>>

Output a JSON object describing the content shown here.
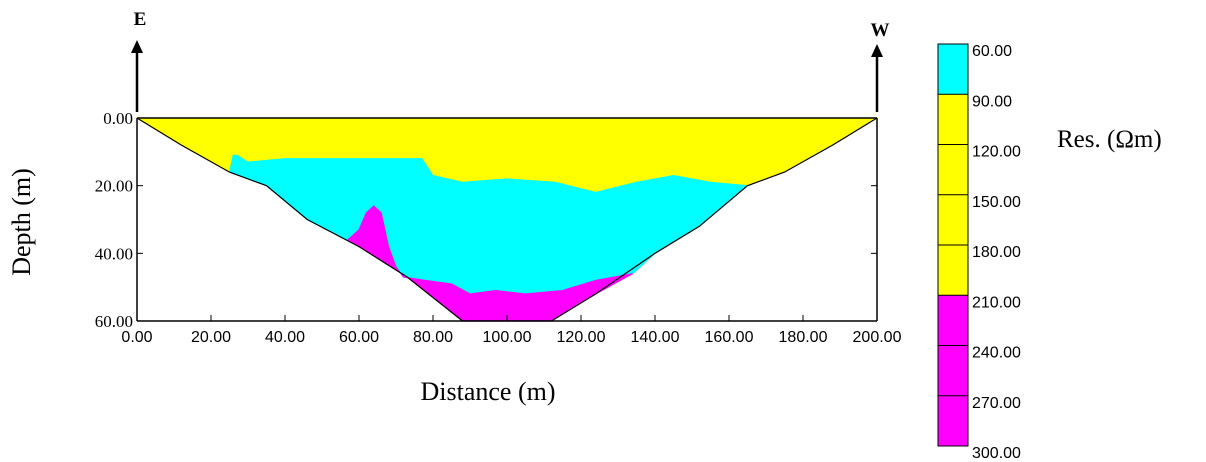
{
  "chart_data": {
    "type": "heatmap",
    "xlabel": "Distance (m)",
    "ylabel": "Depth (m)",
    "xlim": [
      0,
      200
    ],
    "ylim": [
      0,
      60
    ],
    "y_inverted": true,
    "x_ticks": [
      "0.00",
      "20.00",
      "40.00",
      "60.00",
      "80.00",
      "100.00",
      "120.00",
      "140.00",
      "160.00",
      "180.00",
      "200.00"
    ],
    "y_ticks": [
      "0.00",
      "20.00",
      "40.00",
      "60.00"
    ],
    "direction_labels": {
      "left": "E",
      "right": "W"
    },
    "colorbar": {
      "title": "Res. (Ωm)",
      "ticks": [
        "60.00",
        "90.00",
        "120.00",
        "150.00",
        "180.00",
        "210.00",
        "240.00",
        "270.00",
        "300.00"
      ],
      "bands": [
        {
          "from": 60,
          "to": 90,
          "color": "#00FFFF"
        },
        {
          "from": 90,
          "to": 210,
          "color": "#FFFF00"
        },
        {
          "from": 210,
          "to": 300,
          "color": "#FF00FF"
        }
      ]
    },
    "section_boundary": [
      [
        0,
        0
      ],
      [
        12,
        8
      ],
      [
        25,
        16
      ],
      [
        35,
        20
      ],
      [
        46,
        30
      ],
      [
        60,
        38
      ],
      [
        73,
        47
      ],
      [
        88,
        60
      ],
      [
        112,
        60
      ],
      [
        124,
        52
      ],
      [
        140,
        40
      ],
      [
        152,
        32
      ],
      [
        165,
        20
      ],
      [
        175,
        16
      ],
      [
        188,
        8
      ],
      [
        200,
        0
      ]
    ],
    "zones": [
      {
        "resistivity_band": "90-210",
        "color": "#FFFF00",
        "polygon": [
          [
            0,
            0
          ],
          [
            200,
            0
          ],
          [
            188,
            8
          ],
          [
            175,
            16
          ],
          [
            165,
            20
          ],
          [
            155,
            19
          ],
          [
            145,
            17
          ],
          [
            135,
            19
          ],
          [
            124,
            22
          ],
          [
            113,
            19
          ],
          [
            100,
            18
          ],
          [
            88,
            19
          ],
          [
            80,
            17
          ],
          [
            77,
            12
          ],
          [
            70,
            12
          ],
          [
            60,
            12
          ],
          [
            50,
            12
          ],
          [
            40,
            12
          ],
          [
            30,
            13
          ],
          [
            27,
            11
          ],
          [
            26,
            11
          ],
          [
            25,
            16
          ],
          [
            12,
            8
          ]
        ]
      },
      {
        "resistivity_band": "60-90",
        "color": "#00FFFF",
        "polygon": [
          [
            25,
            16
          ],
          [
            26,
            11
          ],
          [
            27,
            11
          ],
          [
            30,
            13
          ],
          [
            40,
            12
          ],
          [
            50,
            12
          ],
          [
            60,
            12
          ],
          [
            70,
            12
          ],
          [
            77,
            12
          ],
          [
            80,
            17
          ],
          [
            88,
            19
          ],
          [
            100,
            18
          ],
          [
            113,
            19
          ],
          [
            124,
            22
          ],
          [
            135,
            19
          ],
          [
            145,
            17
          ],
          [
            155,
            19
          ],
          [
            165,
            20
          ],
          [
            152,
            32
          ],
          [
            140,
            40
          ],
          [
            134,
            46
          ],
          [
            124,
            48
          ],
          [
            115,
            51
          ],
          [
            105,
            52
          ],
          [
            97,
            51
          ],
          [
            90,
            52
          ],
          [
            85,
            49
          ],
          [
            78,
            48
          ],
          [
            72,
            47
          ],
          [
            70,
            44
          ],
          [
            68,
            38
          ],
          [
            66,
            28
          ],
          [
            64,
            26
          ],
          [
            62,
            28
          ],
          [
            60,
            33
          ],
          [
            57,
            36
          ],
          [
            60,
            38
          ],
          [
            46,
            30
          ],
          [
            35,
            20
          ]
        ]
      },
      {
        "resistivity_band": "210-300",
        "color": "#FF00FF",
        "polygon": [
          [
            57,
            36
          ],
          [
            60,
            33
          ],
          [
            62,
            28
          ],
          [
            64,
            26
          ],
          [
            66,
            28
          ],
          [
            68,
            38
          ],
          [
            70,
            44
          ],
          [
            72,
            47
          ],
          [
            78,
            48
          ],
          [
            85,
            49
          ],
          [
            90,
            52
          ],
          [
            97,
            51
          ],
          [
            105,
            52
          ],
          [
            115,
            51
          ],
          [
            124,
            48
          ],
          [
            134,
            46
          ],
          [
            124,
            52
          ],
          [
            112,
            60
          ],
          [
            88,
            60
          ],
          [
            73,
            47
          ],
          [
            60,
            38
          ]
        ]
      }
    ]
  }
}
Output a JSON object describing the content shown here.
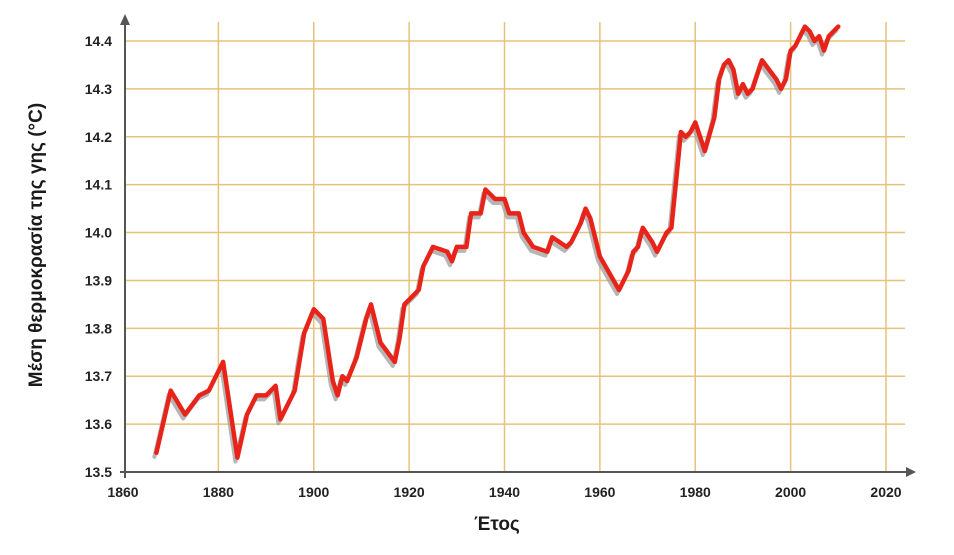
{
  "chart_data": {
    "type": "line",
    "title": "",
    "xlabel": "Έτος",
    "ylabel": "Μέση θερμοκρασία της γης (°C)",
    "xlim": [
      1860,
      2020
    ],
    "ylim": [
      13.5,
      14.4
    ],
    "xticks": [
      "1860",
      "1880",
      "1900",
      "1920",
      "1940",
      "1960",
      "1980",
      "2000",
      "2020"
    ],
    "yticks": [
      "13.5",
      "13.6",
      "13.7",
      "13.8",
      "13.9",
      "14.0",
      "14.1",
      "14.2",
      "14.3",
      "14.4"
    ],
    "grid": true,
    "legend": "none",
    "colors": {
      "line": "#e8241a",
      "shadow": "#9e9e9e",
      "grid": "#e6c27a",
      "axis": "#555555"
    },
    "series": [
      {
        "x": [
          1867,
          1870,
          1873,
          1876,
          1878,
          1881,
          1884,
          1886,
          1888,
          1890,
          1892,
          1893,
          1896,
          1897,
          1898,
          1900,
          1902,
          1904,
          1905,
          1906,
          1907,
          1909,
          1911,
          1912,
          1914,
          1917,
          1918,
          1919,
          1921,
          1922,
          1923,
          1925,
          1928,
          1929,
          1930,
          1932,
          1933,
          1935,
          1936,
          1937,
          1938,
          1940,
          1941,
          1943,
          1944,
          1946,
          1949,
          1950,
          1953,
          1954,
          1956,
          1957,
          1958,
          1960,
          1964,
          1966,
          1967,
          1968,
          1969,
          1971,
          1972,
          1974,
          1975,
          1976,
          1977,
          1978,
          1979,
          1980,
          1982,
          1984,
          1985,
          1986,
          1987,
          1988,
          1989,
          1990,
          1991,
          1992,
          1994,
          1997,
          1998,
          1999,
          2000,
          2001,
          2003,
          2004,
          2005,
          2006,
          2007,
          2008,
          2010
        ],
        "y": [
          13.54,
          13.67,
          13.62,
          13.66,
          13.67,
          13.73,
          13.53,
          13.62,
          13.66,
          13.66,
          13.68,
          13.61,
          13.67,
          13.73,
          13.79,
          13.84,
          13.82,
          13.69,
          13.66,
          13.7,
          13.69,
          13.74,
          13.82,
          13.85,
          13.77,
          13.73,
          13.78,
          13.85,
          13.87,
          13.88,
          13.93,
          13.97,
          13.96,
          13.94,
          13.97,
          13.97,
          14.04,
          14.04,
          14.09,
          14.08,
          14.07,
          14.07,
          14.04,
          14.04,
          14.0,
          13.97,
          13.96,
          13.99,
          13.97,
          13.98,
          14.02,
          14.05,
          14.03,
          13.95,
          13.88,
          13.92,
          13.96,
          13.97,
          14.01,
          13.98,
          13.96,
          14.0,
          14.01,
          14.11,
          14.21,
          14.2,
          14.21,
          14.23,
          14.17,
          14.24,
          14.32,
          14.35,
          14.36,
          14.34,
          14.29,
          14.31,
          14.29,
          14.3,
          14.36,
          14.32,
          14.3,
          14.32,
          14.38,
          14.39,
          14.43,
          14.42,
          14.4,
          14.41,
          14.38,
          14.41,
          14.43
        ]
      }
    ]
  }
}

<<

**WORK TO DO:** Pictures stay out; repeat all the rest of the records exactly.

**EXERCISE ANSWER:**
Output a JSON object describing the content shown here.
{
  "chart_data": {
    "type": "heatmap",
    "xlabel": "Distance (m)",
    "ylabel": "Depth (m)",
    "xlim": [
      0,
      200
    ],
    "ylim": [
      0,
      60
    ],
    "y_inverted": true,
    "x_ticks": [
      "0.00",
      "20.00",
      "40.00",
      "60.00",
      "80.00",
      "100.00",
      "120.00",
      "140.00",
      "160.00",
      "180.00",
      "200.00"
    ],
    "y_ticks": [
      "0.00",
      "20.00",
      "40.00",
      "60.00"
    ],
    "direction_labels": {
      "left": "E",
      "right": "W"
    },
    "colorbar": {
      "title": "Res. (Ωm)",
      "ticks": [
        "60.00",
        "90.00",
        "120.00",
        "150.00",
        "180.00",
        "210.00",
        "240.00",
        "270.00",
        "300.00"
      ],
      "bands": [
        {
          "from": 60,
          "to": 90,
          "color": "#00FFFF"
        },
        {
          "from": 90,
          "to": 210,
          "color": "#FFFF00"
        },
        {
          "from": 210,
          "to": 300,
          "color": "#FF00FF"
        }
      ]
    },
    "section_boundary": [
      [
        0,
        0
      ],
      [
        12,
        8
      ],
      [
        25,
        16
      ],
      [
        35,
        20
      ],
      [
        46,
        30
      ],
      [
        60,
        38
      ],
      [
        73,
        47
      ],
      [
        88,
        60
      ],
      [
        112,
        60
      ],
      [
        124,
        52
      ],
      [
        140,
        40
      ],
      [
        152,
        32
      ],
      [
        165,
        20
      ],
      [
        175,
        16
      ],
      [
        188,
        8
      ],
      [
        200,
        0
      ]
    ],
    "zones": [
      {
        "resistivity_band": "90-210",
        "color": "#FFFF00",
        "polygon": [
          [
            0,
            0
          ],
          [
            200,
            0
          ],
          [
            188,
            8
          ],
          [
            175,
            16
          ],
          [
            165,
            20
          ],
          [
            155,
            19
          ],
          [
            145,
            17
          ],
          [
            135,
            19
          ],
          [
            124,
            22
          ],
          [
            113,
            19
          ],
          [
            100,
            18
          ],
          [
            88,
            19
          ],
          [
            80,
            17
          ],
          [
            77,
            12
          ],
          [
            70,
            12
          ],
          [
            60,
            12
          ],
          [
            50,
            12
          ],
          [
            40,
            12
          ],
          [
            30,
            13
          ],
          [
            27,
            11
          ],
          [
            26,
            11
          ],
          [
            25,
            16
          ],
          [
            12,
            8
          ]
        ]
      },
      {
        "resistivity_band": "60-90",
        "color": "#00FFFF",
        "polygon": [
          [
            25,
            16
          ],
          [
            26,
            11
          ],
          [
            27,
            11
          ],
          [
            30,
            13
          ],
          [
            40,
            12
          ],
          [
            50,
            12
          ],
          [
            60,
            12
          ],
          [
            70,
            12
          ],
          [
            77,
            12
          ],
          [
            80,
            17
          ],
          [
            88,
            19
          ],
          [
            100,
            18
          ],
          [
            113,
            19
          ],
          [
            124,
            22
          ],
          [
            135,
            19
          ],
          [
            145,
            17
          ],
          [
            155,
            19
          ],
          [
            165,
            20
          ],
          [
            152,
            32
          ],
          [
            140,
            40
          ],
          [
            134,
            46
          ],
          [
            124,
            48
          ],
          [
            115,
            51
          ],
          [
            105,
            52
          ],
          [
            97,
            51
          ],
          [
            90,
            52
          ],
          [
            85,
            49
          ],
          [
            78,
            48
          ],
          [
            72,
            47
          ],
          [
            70,
            44
          ],
          [
            68,
            38
          ],
          [
            66,
            28
          ],
          [
            64,
            26
          ],
          [
            62,
            28
          ],
          [
            60,
            33
          ],
          [
            57,
            36
          ],
          [
            60,
            38
          ],
          [
            46,
            30
          ],
          [
            35,
            20
          ]
        ]
      },
      {
        "resistivity_band": "210-300",
        "color": "#FF00FF",
        "polygon": [
          [
            57,
            36
          ],
          [
            60,
            33
          ],
          [
            62,
            28
          ],
          [
            64,
            26
          ],
          [
            66,
            28
          ],
          [
            68,
            38
          ],
          [
            70,
            44
          ],
          [
            72,
            47
          ],
          [
            78,
            48
          ],
          [
            85,
            49
          ],
          [
            90,
            52
          ],
          [
            97,
            51
          ],
          [
            105,
            52
          ],
          [
            115,
            51
          ],
          [
            124,
            48
          ],
          [
            134,
            46
          ],
          [
            124,
            52
          ],
          [
            112,
            60
          ],
          [
            88,
            60
          ],
          [
            73,
            47
          ],
          [
            60,
            38
          ]
        ]
      }
    ]
  }
}
Output a JSON object describing the content shown here.
{
  "chart_data": {
    "type": "line",
    "title": "",
    "xlabel": "Έτος",
    "ylabel": "Μέση θερμοκρασία της γης (°C)",
    "xlim": [
      1860,
      2020
    ],
    "ylim": [
      13.5,
      14.4
    ],
    "xticks": [
      "1860",
      "1880",
      "1900",
      "1920",
      "1940",
      "1960",
      "1980",
      "2000",
      "2020"
    ],
    "yticks": [
      "13.5",
      "13.6",
      "13.7",
      "13.8",
      "13.9",
      "14.0",
      "14.1",
      "14.2",
      "14.3",
      "14.4"
    ],
    "grid": true,
    "legend": "none",
    "colors": {
      "line": "#e8241a",
      "shadow": "#9e9e9e",
      "grid": "#e6c27a",
      "axis": "#555555"
    },
    "series": [
      {
        "x": [
          1867,
          1870,
          1873,
          1876,
          1878,
          1881,
          1884,
          1886,
          1888,
          1890,
          1892,
          1893,
          1896,
          1897,
          1898,
          1900,
          1902,
          1904,
          1905,
          1906,
          1907,
          1909,
          1911,
          1912,
          1914,
          1917,
          1918,
          1919,
          1921,
          1922,
          1923,
          1925,
          1928,
          1929,
          1930,
          1932,
          1933,
          1935,
          1936,
          1937,
          1938,
          1940,
          1941,
          1943,
          1944,
          1946,
          1949,
          1950,
          1953,
          1954,
          1956,
          1957,
          1958,
          1960,
          1964,
          1966,
          1967,
          1968,
          1969,
          1971,
          1972,
          1974,
          1975,
          1976,
          1977,
          1978,
          1979,
          1980,
          1982,
          1984,
          1985,
          1986,
          1987,
          1988,
          1989,
          1990,
          1991,
          1992,
          1994,
          1997,
          1998,
          1999,
          2000,
          2001,
          2003,
          2004,
          2005,
          2006,
          2007,
          2008,
          2010
        ],
        "y": [
          13.54,
          13.67,
          13.62,
          13.66,
          13.67,
          13.73,
          13.53,
          13.62,
          13.66,
          13.66,
          13.68,
          13.61,
          13.67,
          13.73,
          13.79,
          13.84,
          13.82,
          13.69,
          13.66,
          13.7,
          13.69,
          13.74,
          13.82,
          13.85,
          13.77,
          13.73,
          13.78,
          13.85,
          13.87,
          13.88,
          13.93,
          13.97,
          13.96,
          13.94,
          13.97,
          13.97,
          14.04,
          14.04,
          14.09,
          14.08,
          14.07,
          14.07,
          14.04,
          14.04,
          14.0,
          13.97,
          13.96,
          13.99,
          13.97,
          13.98,
          14.02,
          14.05,
          14.03,
          13.95,
          13.88,
          13.92,
          13.96,
          13.97,
          14.01,
          13.98,
          13.96,
          14.0,
          14.01,
          14.11,
          14.21,
          14.2,
          14.21,
          14.23,
          14.17,
          14.24,
          14.32,
          14.35,
          14.36,
          14.34,
          14.29,
          14.31,
          14.29,
          14.3,
          14.36,
          14.32,
          14.3,
          14.32,
          14.38,
          14.39,
          14.43,
          14.42,
          14.4,
          14.41,
          14.38,
          14.41,
          14.43
        ]
      }
    ]
  }
}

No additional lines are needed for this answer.